DIRECTIONS FOR THIS TASK: Revise the records below so that every "interactable" becomes "clickable", with everything else kept the same and the pictures left out.

─── DATASET ───

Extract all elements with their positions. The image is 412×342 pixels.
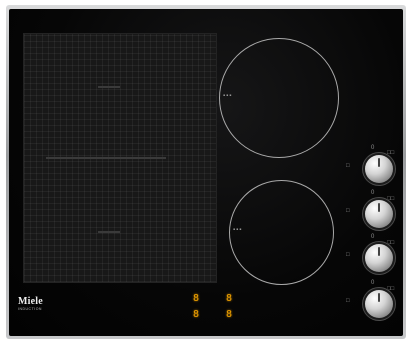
knob-4-mark-left: □ <box>346 298 350 304</box>
knob-1-mark-left: □ <box>346 163 350 169</box>
knob-1-mark-top: 0 <box>371 145 375 151</box>
display-bottom-left: 8 <box>193 309 200 320</box>
knob-1[interactable] <box>365 155 393 183</box>
knob-3-mark-top: 0 <box>371 234 375 240</box>
knob-4-mark-right: □□ <box>387 286 395 292</box>
flex-zone-divider <box>46 157 166 159</box>
knob-2[interactable] <box>365 200 393 228</box>
knob-2-mark-right: □□ <box>387 196 395 202</box>
knob-2-mark-left: □ <box>346 208 350 214</box>
rear-zone-indicator-icon: ▪▪▪ <box>223 93 233 99</box>
knob-3[interactable] <box>365 244 393 272</box>
brand-name: Miele <box>18 296 43 307</box>
knob-3-mark-left: □ <box>346 252 350 258</box>
front-right-zone[interactable] <box>229 180 334 285</box>
display-top-right: 8 <box>226 293 233 304</box>
flex-inductor-zone[interactable] <box>23 33 217 283</box>
ceramic-glass-surface: ▪▪▪ ▪▪▪ 0 □□ □ 0 □□ □ 0 □□ □ 0 □□ □ 8 8 … <box>9 9 403 336</box>
knob-4-mark-top: 0 <box>371 280 375 286</box>
rear-right-zone[interactable] <box>219 38 339 158</box>
knob-1-mark-right: □□ <box>387 150 395 156</box>
knob-3-mark-right: □□ <box>387 240 395 246</box>
brand-line: INDUCTION <box>18 307 42 311</box>
flex-zone-marker-bottom <box>98 231 120 233</box>
flex-zone-marker-top <box>98 86 120 88</box>
display-bottom-right: 8 <box>226 309 233 320</box>
front-zone-indicator-icon: ▪▪▪ <box>233 227 243 233</box>
knob-4[interactable] <box>365 290 393 318</box>
knob-2-mark-top: 0 <box>371 190 375 196</box>
display-top-left: 8 <box>193 293 200 304</box>
brand-logo: Miele INDUCTION <box>18 296 43 312</box>
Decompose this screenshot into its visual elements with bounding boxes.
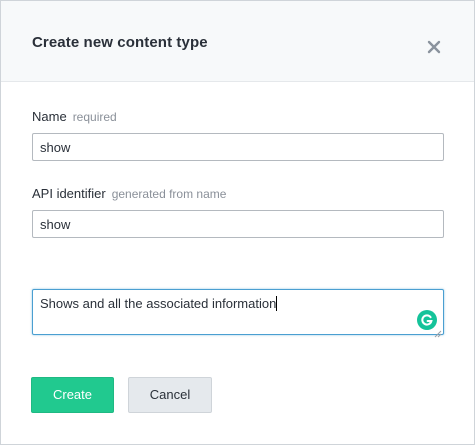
create-content-type-dialog: Create new content type Name required API… — [0, 0, 475, 445]
name-input[interactable] — [32, 133, 444, 161]
name-required-hint: required — [72, 110, 117, 124]
api-identifier-label: API identifier generated from name — [32, 186, 226, 201]
dialog-header: Create new content type — [1, 1, 474, 82]
name-label-text: Name — [32, 109, 67, 124]
api-identifier-input[interactable] — [32, 210, 444, 238]
description-value: Shows and all the associated information — [40, 296, 277, 311]
cancel-button[interactable]: Cancel — [128, 377, 212, 413]
name-label: Name required — [32, 109, 117, 124]
text-caret — [276, 296, 278, 311]
create-button[interactable]: Create — [31, 377, 114, 413]
dialog-title: Create new content type — [32, 34, 208, 51]
api-identifier-label-text: API identifier — [32, 186, 106, 201]
api-identifier-hint: generated from name — [111, 187, 227, 201]
description-text: Shows and all the associated information — [40, 296, 278, 311]
description-textarea[interactable]: Shows and all the associated information — [32, 289, 444, 338]
close-icon[interactable] — [424, 37, 444, 57]
resize-handle-icon[interactable] — [434, 325, 442, 338]
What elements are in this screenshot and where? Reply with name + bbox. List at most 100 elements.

───

FINISHED EXERCISE:
Extract all elements with their positions. The image is 412×342 pixels.
knob-4-mark-left: □ <box>346 298 350 304</box>
knob-1-mark-left: □ <box>346 163 350 169</box>
knob-1-mark-top: 0 <box>371 145 375 151</box>
display-bottom-left: 8 <box>193 309 200 320</box>
knob-1[clickable] <box>365 155 393 183</box>
knob-3-mark-top: 0 <box>371 234 375 240</box>
knob-4-mark-right: □□ <box>387 286 395 292</box>
flex-zone-divider <box>46 157 166 159</box>
knob-2[clickable] <box>365 200 393 228</box>
knob-2-mark-right: □□ <box>387 196 395 202</box>
knob-2-mark-left: □ <box>346 208 350 214</box>
rear-zone-indicator-icon: ▪▪▪ <box>223 93 233 99</box>
knob-3[clickable] <box>365 244 393 272</box>
brand-name: Miele <box>18 296 43 307</box>
knob-3-mark-left: □ <box>346 252 350 258</box>
front-right-zone[clickable] <box>229 180 334 285</box>
display-top-right: 8 <box>226 293 233 304</box>
flex-inductor-zone[clickable] <box>23 33 217 283</box>
ceramic-glass-surface: ▪▪▪ ▪▪▪ 0 □□ □ 0 □□ □ 0 □□ □ 0 □□ □ 8 8 … <box>9 9 403 336</box>
knob-4-mark-top: 0 <box>371 280 375 286</box>
rear-right-zone[clickable] <box>219 38 339 158</box>
knob-1-mark-right: □□ <box>387 150 395 156</box>
knob-3-mark-right: □□ <box>387 240 395 246</box>
brand-line: INDUCTION <box>18 307 42 311</box>
flex-zone-marker-bottom <box>98 231 120 233</box>
flex-zone-marker-top <box>98 86 120 88</box>
display-bottom-right: 8 <box>226 309 233 320</box>
front-zone-indicator-icon: ▪▪▪ <box>233 227 243 233</box>
knob-4[clickable] <box>365 290 393 318</box>
knob-2-mark-top: 0 <box>371 190 375 196</box>
display-top-left: 8 <box>193 293 200 304</box>
brand-logo: Miele INDUCTION <box>18 296 43 312</box>
Decompose this screenshot into its visual elements with bounding boxes.
create-content-type-dialog: Create new content type Name required API… — [0, 0, 475, 445]
name-input[clickable] — [32, 133, 444, 161]
name-required-hint: required — [72, 110, 117, 124]
api-identifier-label: API identifier generated from name — [32, 186, 226, 201]
dialog-header: Create new content type — [1, 1, 474, 82]
name-label-text: Name — [32, 109, 67, 124]
api-identifier-input[clickable] — [32, 210, 444, 238]
description-value: Shows and all the associated information — [40, 296, 277, 311]
cancel-button[clickable]: Cancel — [128, 377, 212, 413]
name-label: Name required — [32, 109, 117, 124]
text-caret — [276, 296, 278, 311]
create-button[clickable]: Create — [31, 377, 114, 413]
dialog-title: Create new content type — [32, 34, 208, 51]
api-identifier-label-text: API identifier — [32, 186, 106, 201]
api-identifier-hint: generated from name — [111, 187, 227, 201]
description-text: Shows and all the associated information — [40, 296, 278, 311]
description-textarea[clickable]: Shows and all the associated information — [32, 289, 444, 338]
close-icon[clickable] — [424, 37, 444, 57]
resize-handle-icon[clickable] — [434, 325, 442, 338]
What elements are in this screenshot and where? Reply with name + bbox. List at most 100 elements.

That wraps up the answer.